= DATASET CONTENT =
++++
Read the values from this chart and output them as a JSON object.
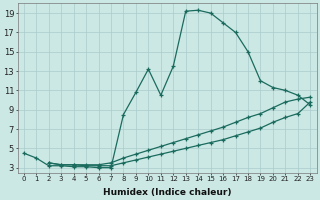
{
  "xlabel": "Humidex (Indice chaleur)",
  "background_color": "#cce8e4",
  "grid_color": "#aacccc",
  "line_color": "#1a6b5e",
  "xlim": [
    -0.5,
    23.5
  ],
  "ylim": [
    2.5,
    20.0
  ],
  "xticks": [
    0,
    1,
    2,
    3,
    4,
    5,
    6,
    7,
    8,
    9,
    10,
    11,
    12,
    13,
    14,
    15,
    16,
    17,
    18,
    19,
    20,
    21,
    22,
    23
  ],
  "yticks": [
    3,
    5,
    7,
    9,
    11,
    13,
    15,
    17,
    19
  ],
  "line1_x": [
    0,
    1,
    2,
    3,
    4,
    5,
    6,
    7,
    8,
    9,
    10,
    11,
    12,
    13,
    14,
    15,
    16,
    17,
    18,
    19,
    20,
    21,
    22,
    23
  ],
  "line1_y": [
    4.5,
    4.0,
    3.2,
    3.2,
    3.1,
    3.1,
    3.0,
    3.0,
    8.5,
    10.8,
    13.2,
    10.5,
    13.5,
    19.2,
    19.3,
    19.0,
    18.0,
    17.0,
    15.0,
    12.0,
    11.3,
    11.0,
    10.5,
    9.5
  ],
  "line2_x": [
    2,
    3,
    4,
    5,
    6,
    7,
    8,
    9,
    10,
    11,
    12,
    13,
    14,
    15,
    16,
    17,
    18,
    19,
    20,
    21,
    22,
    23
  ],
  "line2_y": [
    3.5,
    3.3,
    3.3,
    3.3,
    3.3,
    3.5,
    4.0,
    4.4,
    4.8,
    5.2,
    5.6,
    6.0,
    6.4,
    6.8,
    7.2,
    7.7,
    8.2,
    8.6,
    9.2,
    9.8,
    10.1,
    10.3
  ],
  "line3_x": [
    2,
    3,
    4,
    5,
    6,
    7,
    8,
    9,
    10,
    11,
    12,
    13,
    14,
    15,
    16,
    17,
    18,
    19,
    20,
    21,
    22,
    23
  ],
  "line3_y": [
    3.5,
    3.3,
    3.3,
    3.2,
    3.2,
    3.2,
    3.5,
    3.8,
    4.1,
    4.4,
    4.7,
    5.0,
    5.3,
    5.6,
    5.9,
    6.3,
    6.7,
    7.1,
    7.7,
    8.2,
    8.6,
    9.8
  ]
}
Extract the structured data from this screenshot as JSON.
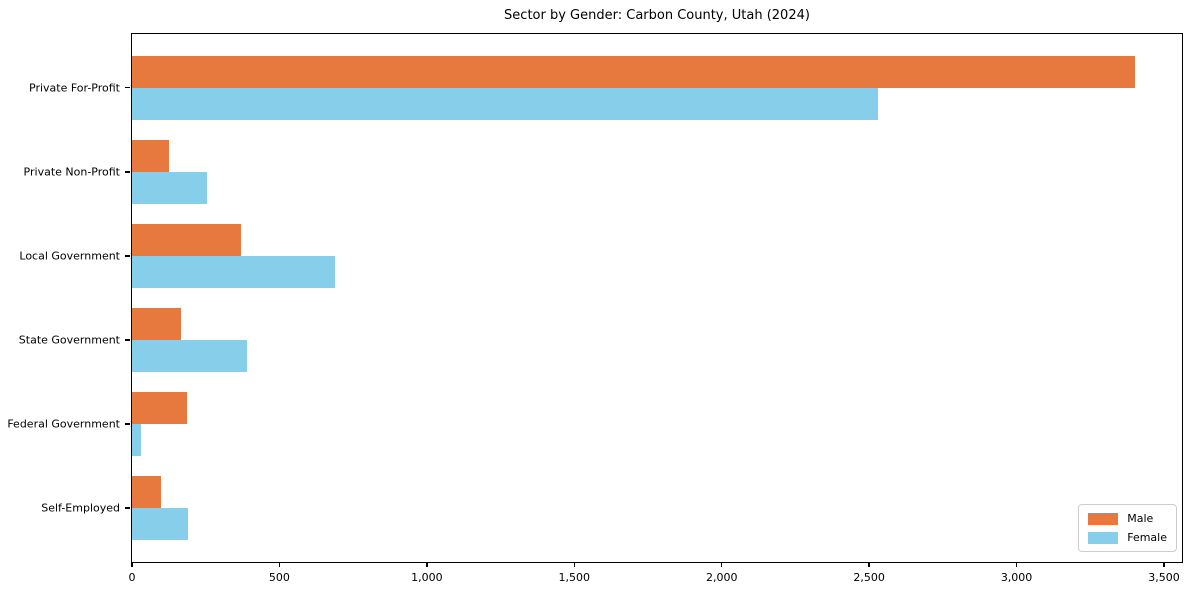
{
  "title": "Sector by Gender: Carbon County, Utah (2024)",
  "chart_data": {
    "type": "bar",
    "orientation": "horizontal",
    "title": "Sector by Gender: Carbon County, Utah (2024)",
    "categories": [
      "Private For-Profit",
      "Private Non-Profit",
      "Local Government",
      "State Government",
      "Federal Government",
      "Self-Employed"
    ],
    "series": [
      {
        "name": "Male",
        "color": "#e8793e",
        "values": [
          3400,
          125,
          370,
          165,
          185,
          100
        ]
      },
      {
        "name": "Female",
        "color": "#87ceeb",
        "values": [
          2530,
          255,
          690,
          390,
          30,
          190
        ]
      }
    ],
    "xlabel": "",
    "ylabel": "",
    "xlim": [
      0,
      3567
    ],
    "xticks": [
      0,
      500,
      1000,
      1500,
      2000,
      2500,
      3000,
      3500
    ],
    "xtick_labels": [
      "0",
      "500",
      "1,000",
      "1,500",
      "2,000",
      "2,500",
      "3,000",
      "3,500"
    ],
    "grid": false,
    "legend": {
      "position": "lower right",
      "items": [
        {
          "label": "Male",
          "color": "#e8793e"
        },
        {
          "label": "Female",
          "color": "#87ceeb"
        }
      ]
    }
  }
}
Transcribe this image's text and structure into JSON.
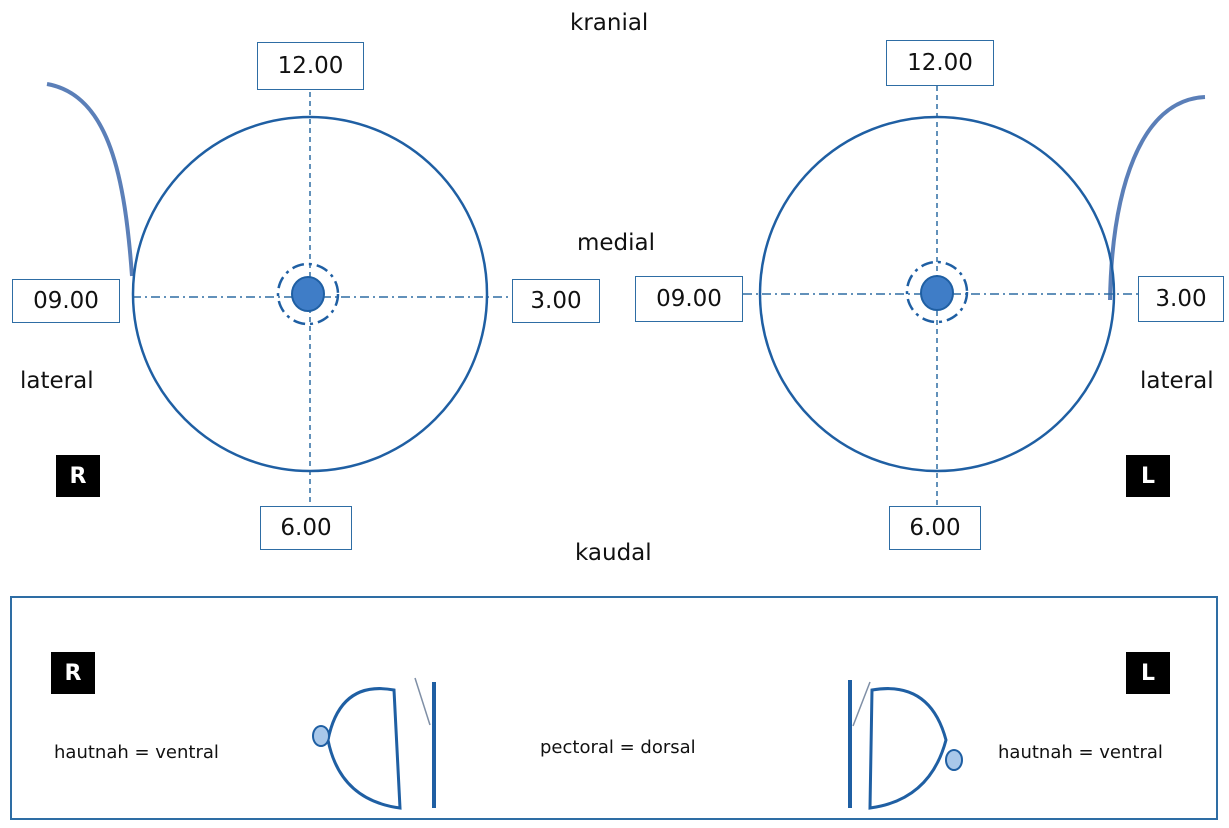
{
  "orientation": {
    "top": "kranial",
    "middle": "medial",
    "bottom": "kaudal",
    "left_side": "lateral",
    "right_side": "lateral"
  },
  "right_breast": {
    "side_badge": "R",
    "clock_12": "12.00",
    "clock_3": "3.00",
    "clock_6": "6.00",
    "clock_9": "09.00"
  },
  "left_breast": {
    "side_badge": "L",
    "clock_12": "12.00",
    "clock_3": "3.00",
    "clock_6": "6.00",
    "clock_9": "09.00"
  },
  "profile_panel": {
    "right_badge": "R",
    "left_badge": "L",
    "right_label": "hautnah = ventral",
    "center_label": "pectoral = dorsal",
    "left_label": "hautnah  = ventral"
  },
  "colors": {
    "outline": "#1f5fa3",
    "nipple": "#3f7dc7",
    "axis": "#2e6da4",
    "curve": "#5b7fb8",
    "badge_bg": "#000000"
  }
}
++++
= WRITTEN REQUEST =
Keep only the lines that hold the string "from", and copy them out.

= TASK SOLUTION =
Read the values from this chart and output them as a JSON object.
Extract the structured data from this screenshot as JSON.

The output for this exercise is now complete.